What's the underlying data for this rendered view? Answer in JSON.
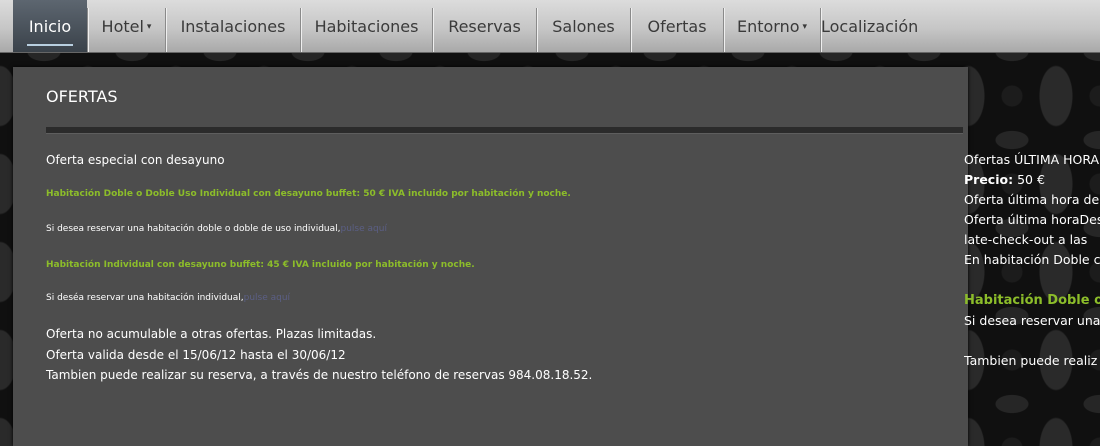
{
  "nav": {
    "items": [
      {
        "label": "Inicio",
        "active": true,
        "dropdown": false
      },
      {
        "label": "Hotel",
        "active": false,
        "dropdown": true
      },
      {
        "label": "Instalaciones",
        "active": false,
        "dropdown": false
      },
      {
        "label": "Habitaciones",
        "active": false,
        "dropdown": false
      },
      {
        "label": "Reservas",
        "active": false,
        "dropdown": false
      },
      {
        "label": "Salones",
        "active": false,
        "dropdown": false
      },
      {
        "label": "Ofertas",
        "active": false,
        "dropdown": false
      },
      {
        "label": "Entorno",
        "active": false,
        "dropdown": true
      },
      {
        "label": "Localización",
        "active": false,
        "dropdown": false
      }
    ],
    "dropdown_caret": "▾"
  },
  "main": {
    "title": "OFERTAS",
    "subtitle": "Oferta especial con desayuno",
    "offer_double": "Habitación Doble o Doble Uso Individual con desayuno buffet: 50 € IVA incluido por habitación y noche.",
    "reserve_double": "Si desea reservar una habitación doble o doble de uso individual,",
    "reserve_double_link": "pulse aquí",
    "offer_single": "Habitación Individual con desayuno buffet: 45 € IVA incluido por habitación y noche.",
    "reserve_single": "Si deséa reservar una habitación individual,",
    "reserve_single_link": "pulse aquí",
    "note1": "Oferta no acumulable a otras ofertas. Plazas limitadas.",
    "note2": "Oferta valida desde el 15/06/12 hasta el 30/06/12",
    "note3": "Tambien puede realizar su reserva, a través de nuestro teléfono de reservas 984.08.18.52."
  },
  "sidebar": {
    "line1": "Ofertas ÚLTIMA HORA",
    "price_label": "Precio:",
    "price_value": "50 €",
    "line3": "Oferta última hora de",
    "line4": "Oferta última horaDes",
    "line5": "late-check-out a las",
    "line6": "En habitación Doble c",
    "offer": "Habitación Doble o",
    "reserve": "Si desea reservar una",
    "phone": "Tambien puede realiz"
  },
  "colors": {
    "accent_green": "#8cbd2a",
    "panel_bg": "#4d4d4d",
    "link": "#5b5f85"
  }
}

◆ ◆ ◆

* **Task description**: Write out each line of the data that holds the string "aquí".

* **Answer to this exercise**:
    "reserve_double_link": "pulse aquí",
    "reserve_single_link": "pulse aquí",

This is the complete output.